▸ **Your objective**
Lines containing the string "Одноставочный" are to be counted. Write only how many there are.

▸ **Extracted material**
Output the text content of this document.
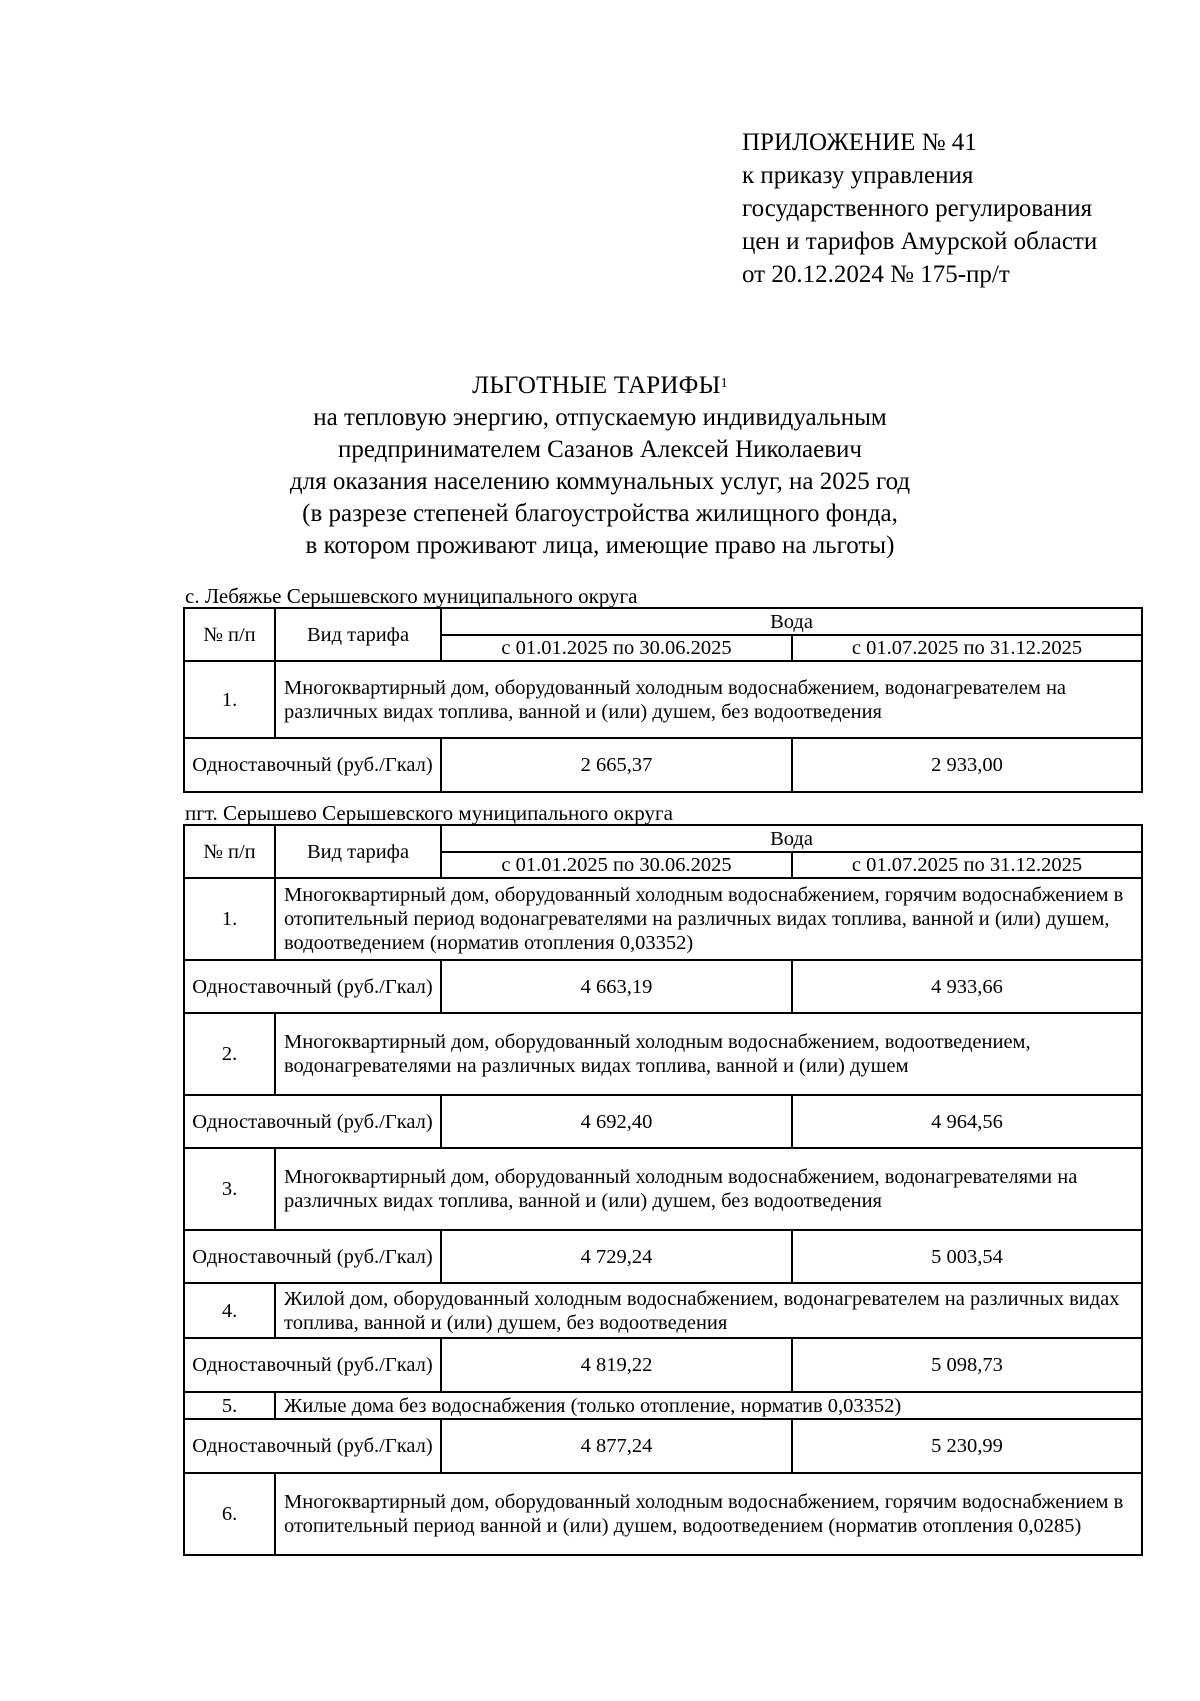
ПРИЛОЖЕНИЕ № 41
к приказу управления
государственного регулирования
цен и тарифов Амурской области
от 20.12.2024 № 175-пр/т
ЛЬГОТНЫЕ ТАРИФЫ$^1$
на тепловую энергию, отпускаемую индивидуальным
предпринимателем Сазанов Алексей Николаевич
для оказания населению коммунальных услуг, на 2025 год
(в разрезе степеней благоустройства жилищного фонда,
в котором проживают лица, имеющие право на льготы)
с. Лебяжье Серышевского муниципального округа
№ п/п	Вид тарифа	Вода	
		с 01.01.2025 по 30.06.2025	с 01.07.2025 по 31.12.2025
1.	Многоквартирный дом, оборудованный холодным водоснабжением, водонагревателем на различных видах топлива, ванной и (или) душем, без водоотведения		
Одноставочный (руб./Гкал)		2 665,37	2 933,00
пгт. Серышево Серышевского муниципального округа
№ п/п	Вид тарифа	Вода	
		с 01.01.2025 по 30.06.2025	с 01.07.2025 по 31.12.2025
1.	Многоквартирный дом, оборудованный холодным водоснабжением, горячим водоснабжением в отопительный период водонагревателями на различных видах топлива, ванной и (или) душем, водоотведением (норматив отопления 0,03352)		
Одноставочный (руб./Гкал)		4 663,19	4 933,66
2.	Многоквартирный дом, оборудованный холодным водоснабжением, водоотведением, водонагревателями на различных видах топлива, ванной и (или) душем		
Одноставочный (руб./Гкал)		4 692,40	4 964,56
3.	Многоквартирный дом, оборудованный холодным водоснабжением, водонагревателями на различных видах топлива, ванной и (или) душем, без водоотведения		
Одноставочный (руб./Гкал)		4 729,24	5 003,54
4.	Жилой дом, оборудованный холодным водоснабжением, водонагревателем на различных видах топлива, ванной и (или) душем, без водоотведения		
Одноставочный (руб./Гкал)		4 819,22	5 098,73
5.	Жилые дома без водоснабжения (только отопление, норматив 0,03352)		
Одноставочный (руб./Гкал)		4 877,24	5 230,99
6.	Многоквартирный дом, оборудованный холодным водоснабжением, горячим водоснабжением в отопительный период ванной и (или) душем, водоотведением (норматив отопления 0,0285)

▸ **Completed task**
6